* Выполните задания:
• A. Воспроизведите из текста о лесоустройстве всё, начиная с «То есть 83 млрд» и вплоть до «быть существенно сокращен.».
• B. Какой максимальный срок актуализации данных о лесе называется в тексте о лесоустройстве, если четко расставить приоритеты?
• C. Подхватите текст о лесоустройстве и напишите его продолжение, начав сразу после последнего приведенного предложения.

По результатам нашего анализа мы направили в профильные ведомства — Минприроды и Рослесхоз — собственные предложения, в том числе по совершенствованию законодательства в части управления лесным хозяйством.
— Что предлагает Счетная палата?
— Мы предлагаем направить усилия на корректировку механизма организации и проведения лесоустроительных работ. Считаем, что нужно исключить бессистемность проведения таксации, а для этого определиться, где лесоустройство следует проводить в первоочередном порядке и какой способ таксации использовать.
По нашим подсчетам, для того чтобы понять, чем мы владеем, потребуется от 14 млрд рублей до 83 млрд в зависимости от способа проведения таксации (ежегодный объем финансирования лесного хозяйства составляет около 6,5 млрд рублей. — Ред. «Известий»).
То есть 83 млрд рублей — это идеальные условия, средства, необходимые для актуализации сведений о лесах в полном объеме — а это 967 млн га лесов — в действующих условиях организации лесоустроительных работ.
При этом, если определить приоритеты в работах по лесоустройству, в том числе определить зоны интенсивного использования лесов, объем бюджетных расходов может быть существенно сокращен.
Мы не призываем обязательно исходить из идеального сценария, можно начать с активных работ по лесоустройству там, где есть возможность потенциально привлечь инвестора, а уже от этих участков постепенно переходить к менее инвестиционно привлекательным лесным угодьям, которые будут рассмотрены во вторую очередь.
— В масштабах российского леса 85% — объем огромный. Сколько времени может потребоваться если не для завершения процесса таксации, то до выведения этих показателей на приемлемый уровень?
— Трудно сказать. Это зависит в том числе от объемов финансирования. Например, если четко расставить приоритеты, определить зоны интенсивного использования лесов, то, по предварительным подсчетам, данные о лесе могут быть актуализированы в максимальный срок до 10 лет.
«Нужно изыскать в бюджете эти деньги»
— Если говорить о механизме финансирования, то часть средств предполагается привлекать за счет частного капитала — например, тех же арендаторов?
— Да, но тут тоже есть вопросы. Я всё понимаю, я сам был губернатором, это, конечно, снижает нагрузку на бюджет.
Но тогда получается, что региональные власти должны быть абсолютно уверены в честности этого арендатора — в том, что он всё посчитает правильно и не попытается никакую часть увести в «серую» зону. Но, на мой взгляд, тут есть риски для государства. Конечно, дешевле для бюджета, чтобы таксацию провел сам арендатор, но нет никаких гарантий в том, что он сделает это честно. Потому что неактуальные данные о лесах, как правило, невыгодны для государства, но позволяют сэкономить средства арендаторам и извлечь дополнительную выгоду.

* Перечень записей:
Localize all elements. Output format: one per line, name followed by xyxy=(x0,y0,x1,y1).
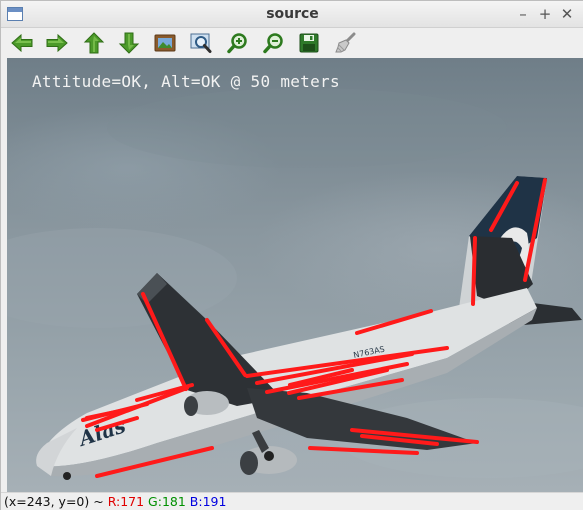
cursor-coordinates: (x=243, y=0) ~ xyxy=(4,494,108,509)
arrow-down-icon xyxy=(118,32,140,54)
zoom-region-icon xyxy=(190,33,212,53)
airplane-photo: Alas N763AS xyxy=(7,88,583,480)
close-button[interactable]: ✕ xyxy=(558,4,576,24)
title-bar[interactable]: source – + ✕ xyxy=(1,1,583,28)
pan-up-button[interactable] xyxy=(81,31,107,55)
zoom-in-button[interactable] xyxy=(225,31,251,55)
window-title: source xyxy=(266,6,319,22)
arrow-up-icon xyxy=(83,32,105,54)
brush-icon xyxy=(335,32,356,53)
arrow-right-icon xyxy=(46,33,68,53)
zoom-in-icon xyxy=(227,33,247,54)
pan-down-button[interactable] xyxy=(116,31,142,55)
pixel-red-value: R:171 xyxy=(107,494,145,509)
zoom-fit-button[interactable] xyxy=(152,31,178,55)
save-button[interactable] xyxy=(296,31,322,55)
save-icon xyxy=(299,33,319,53)
maximize-button[interactable]: + xyxy=(536,4,554,24)
image-canvas[interactable]: Alas N763AS Attitude=OK, Alt=OK @ 50 met… xyxy=(7,58,583,492)
properties-button[interactable] xyxy=(332,31,358,55)
minimize-button[interactable]: – xyxy=(514,4,532,24)
pan-left-button[interactable] xyxy=(9,31,35,55)
overlay-status-text: Attitude=OK, Alt=OK @ 50 meters xyxy=(32,72,340,91)
zoom-out-button[interactable] xyxy=(261,31,287,55)
pan-right-button[interactable] xyxy=(44,31,70,55)
image-icon xyxy=(154,34,176,52)
zoom-actual-button[interactable] xyxy=(188,31,214,55)
toolbar xyxy=(1,28,583,58)
pixel-green-value: G:181 xyxy=(148,494,186,509)
status-bar: (x=243, y=0) ~ R:171 G:181 B:191 xyxy=(1,492,583,510)
pixel-blue-value: B:191 xyxy=(189,494,227,509)
opencv-image-window: source – + ✕ Alas N763AS Attitude=OK, Al… xyxy=(0,0,583,510)
zoom-out-icon xyxy=(263,33,283,54)
arrow-left-icon xyxy=(11,33,33,53)
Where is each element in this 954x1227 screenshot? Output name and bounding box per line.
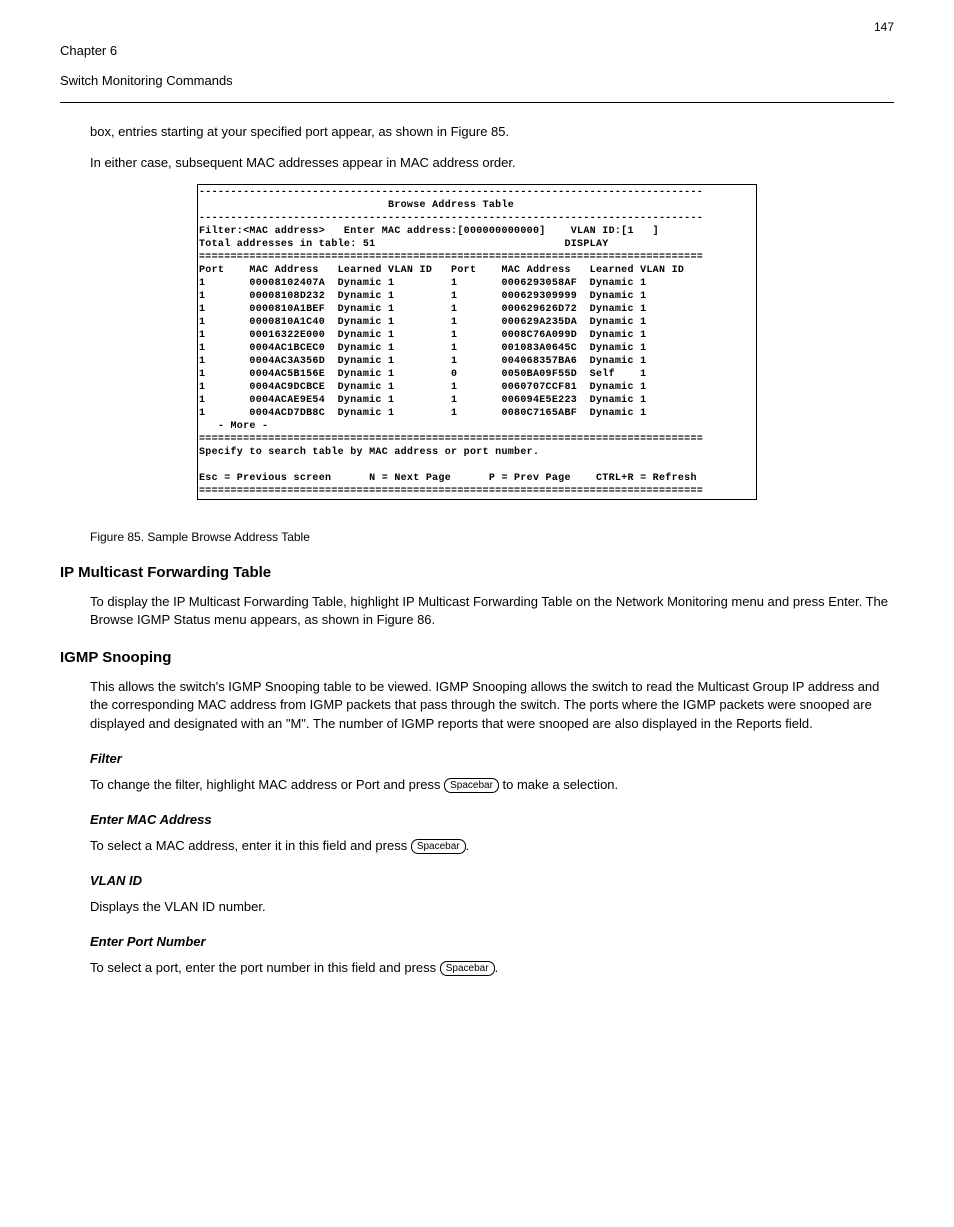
section-body: To display the IP Multicast Forwarding T… (90, 593, 894, 629)
section-body: This allows the switch's IGMP Snooping t… (90, 678, 894, 733)
subsection-title-filter: Filter (90, 751, 894, 766)
text-span: To select a MAC address, enter it in thi… (90, 838, 411, 853)
chapter-heading: Chapter 6 (60, 42, 894, 60)
figure-caption: Figure 85. Sample Browse Address Table (90, 530, 894, 544)
text-span: . (466, 838, 470, 853)
intro-paragraph: In either case, subsequent MAC addresses… (90, 154, 894, 172)
section-title-ipmulticast: IP Multicast Forwarding Table (60, 564, 894, 581)
entermac-body: To select a MAC address, enter it in thi… (90, 837, 894, 855)
spacebar-key: Spacebar (444, 778, 499, 793)
terminal-screenshot: ----------------------------------------… (197, 184, 757, 500)
filter-body: To change the filter, highlight MAC addr… (90, 776, 894, 794)
subsection-title-enterport: Enter Port Number (90, 934, 894, 949)
spacebar-key: Spacebar (440, 961, 495, 976)
spacebar-key: Spacebar (411, 839, 466, 854)
subsection-title-entermac: Enter MAC Address (90, 812, 894, 827)
text-span: to make a selection. (499, 777, 618, 792)
vlan-body: Displays the VLAN ID number. (90, 898, 894, 916)
horizontal-rule (60, 102, 894, 103)
text-span: . (495, 960, 499, 975)
intro-paragraph: box, entries starting at your specified … (90, 123, 894, 141)
enterport-body: To select a port, enter the port number … (90, 959, 894, 977)
section-title-igmp: IGMP Snooping (60, 649, 894, 666)
text-span: To change the filter, highlight MAC addr… (90, 777, 444, 792)
subsection-title-vlanid: VLAN ID (90, 873, 894, 888)
section-heading: Switch Monitoring Commands (60, 72, 894, 90)
page-number: 147 (60, 20, 894, 34)
text-span: To select a port, enter the port number … (90, 960, 440, 975)
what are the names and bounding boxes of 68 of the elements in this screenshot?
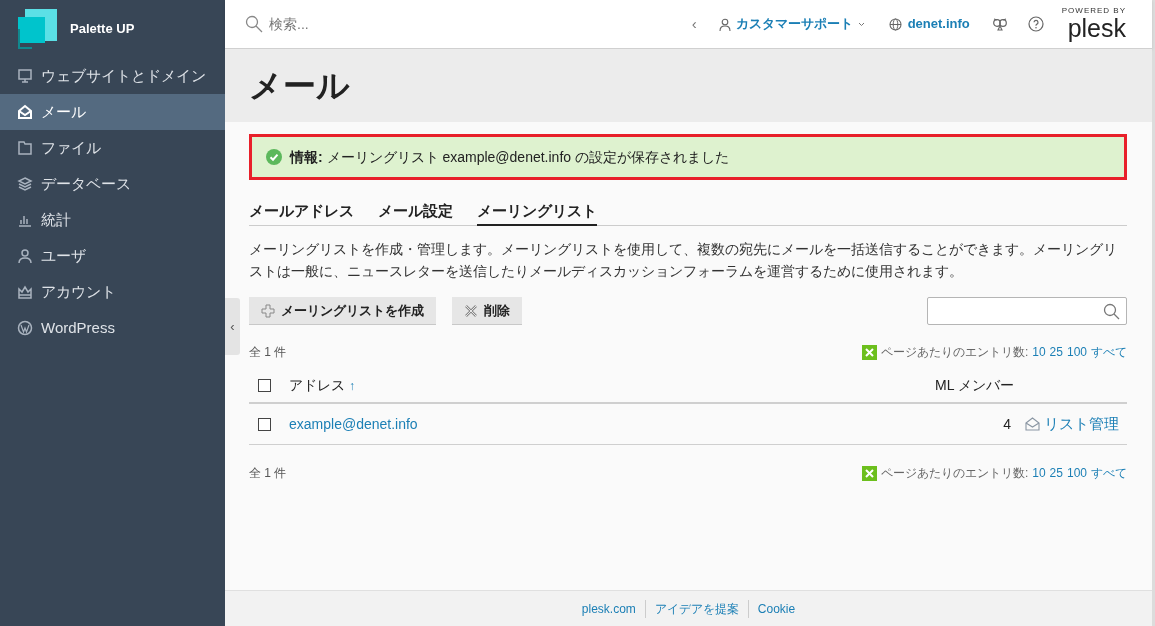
cross-icon [464,303,478,318]
per-page-link[interactable]: 100 [1066,464,1087,482]
footer-link[interactable]: Cookie [747,599,805,618]
message-text: 情報: メーリングリスト example@denet.info の設定が保存されました [290,147,729,167]
folder-icon [17,140,33,156]
plus-icon [261,303,275,318]
per-page-link[interactable]: 25 [1049,343,1063,361]
brand-name: Palette UP [70,20,135,39]
user-icon [17,248,33,264]
checkbox[interactable] [258,378,271,392]
column-header: ML メンバー [935,375,1015,395]
search-icon [245,15,263,33]
per-page-link[interactable]: すべて [1091,343,1127,361]
per-page-link[interactable]: 100 [1066,343,1087,361]
per-page-link[interactable]: すべて [1091,464,1127,482]
search-icon [1103,302,1120,320]
envelope-icon [17,104,33,120]
domain-link[interactable]: denet.info [888,14,970,34]
sidebar-item[interactable]: メール [0,94,225,130]
sidebar-item[interactable]: ユーザ [0,238,225,274]
column-header[interactable]: アドレス ↑ [289,374,935,396]
layers-icon [17,176,33,192]
caret-icon [857,21,865,27]
per-page-label: ページあたりのエントリ数: [880,465,1029,482]
owl-icon[interactable] [991,16,1008,32]
user-icon [718,17,731,31]
collapse-handle[interactable]: ‹ [225,298,240,355]
total-count: 全 1 件 [249,344,287,361]
sidebar-item[interactable]: アカウント [0,274,225,310]
list-search-field[interactable] [927,297,1127,325]
search-field[interactable]: 検索... [269,13,469,35]
create-button[interactable]: メーリングリストを作成 [249,297,436,325]
per-page-link[interactable]: 10 [1032,343,1046,361]
wordpress-icon [17,320,33,336]
logo-icon [18,9,58,49]
member-count: 4 [1003,414,1011,434]
checkbox[interactable] [258,417,271,431]
tab[interactable]: メール設定 [378,199,453,226]
page-title: メール [249,65,350,106]
delete-button[interactable]: 削除 [452,297,522,325]
back-button[interactable]: ‹ [691,12,697,36]
crown-icon [17,284,33,300]
total-count: 全 1 件 [249,465,287,482]
plesk-logo: plesk [1067,15,1126,41]
user-menu[interactable]: カスタマーサポート [718,14,865,34]
powered-by-label: POWERED BY [1061,7,1126,15]
tab[interactable]: メーリングリスト [477,199,597,226]
spreadsheet-icon [861,344,877,360]
help-icon[interactable] [1027,16,1044,32]
address-link[interactable]: example@denet.info [289,415,418,432]
check-icon [266,149,282,165]
tab[interactable]: メールアドレス [249,199,354,226]
manage-list-link[interactable]: リスト管理 [1025,412,1119,436]
monitor-icon [17,68,33,84]
footer-link[interactable]: アイデアを提案 [644,599,748,618]
per-page-label: ページあたりのエントリ数: [880,344,1029,361]
sidebar-item[interactable]: ファイル [0,130,225,166]
per-page-link[interactable]: 10 [1032,464,1046,482]
sidebar-item[interactable]: WordPress [0,310,225,346]
per-page-link[interactable]: 25 [1049,464,1063,482]
spreadsheet-icon [861,465,877,481]
footer-link[interactable]: plesk.com [572,599,645,618]
envelope-icon [1025,417,1040,431]
sidebar-item[interactable]: 統計 [0,202,225,238]
description-text: メーリングリストを作成・管理します。メーリングリストを使用して、複数の宛先にメールを一括送信することができます。メーリングリストは一般に、ニュースレターを送信したりメールディスカッションフォーラムを運営するために使用されます。 [249,240,1118,281]
sidebar-item[interactable]: データベース [0,166,225,202]
sidebar-item[interactable]: ウェブサイトとドメイン [0,58,225,94]
globe-icon [888,17,902,31]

* Ответы по заданиям:
• A.
То есть 83 млрд рублей — это идеальные условия, средства, необходимые для актуализации сведений о лесах в полном объеме — а это 967 млн га лесов — в действующих условиях организации лесоустроительных работ.
При этом, если определить приоритеты в работах по лесоустройству, в том числе определить зоны интенсивного использования лесов, объем бюджетных расходов может быть существенно сокращен.

• B. До 10 лет.

• C.
Во время проверки, например, мы обнаруживали случаи, когда запас древесины по одному из выделов, согласно материалам таксации, составлял 14 кубов на гектар, а фактический, реальный запас был 232 куба на гектар. То есть арендатор этого участка почти 95% леса мог вывести в «серую» зону.
Такие схемы можно будет исключить, когда мы будем понимать, сколько мы в реальности имеем. Наличие актуальных данных о лесах позволит эффективнее ими управлять. Оно, конечно, не решит проблему криминальных случаев, это вопросы скорее к правоохранительной системе, но по крайней мере сведет к минимуму риски возникновения таких вот прецедентов.
— Возможна схема, при которой арендатор оплачивает проведение работ, но осуществляются они государственными или муниципальными органами?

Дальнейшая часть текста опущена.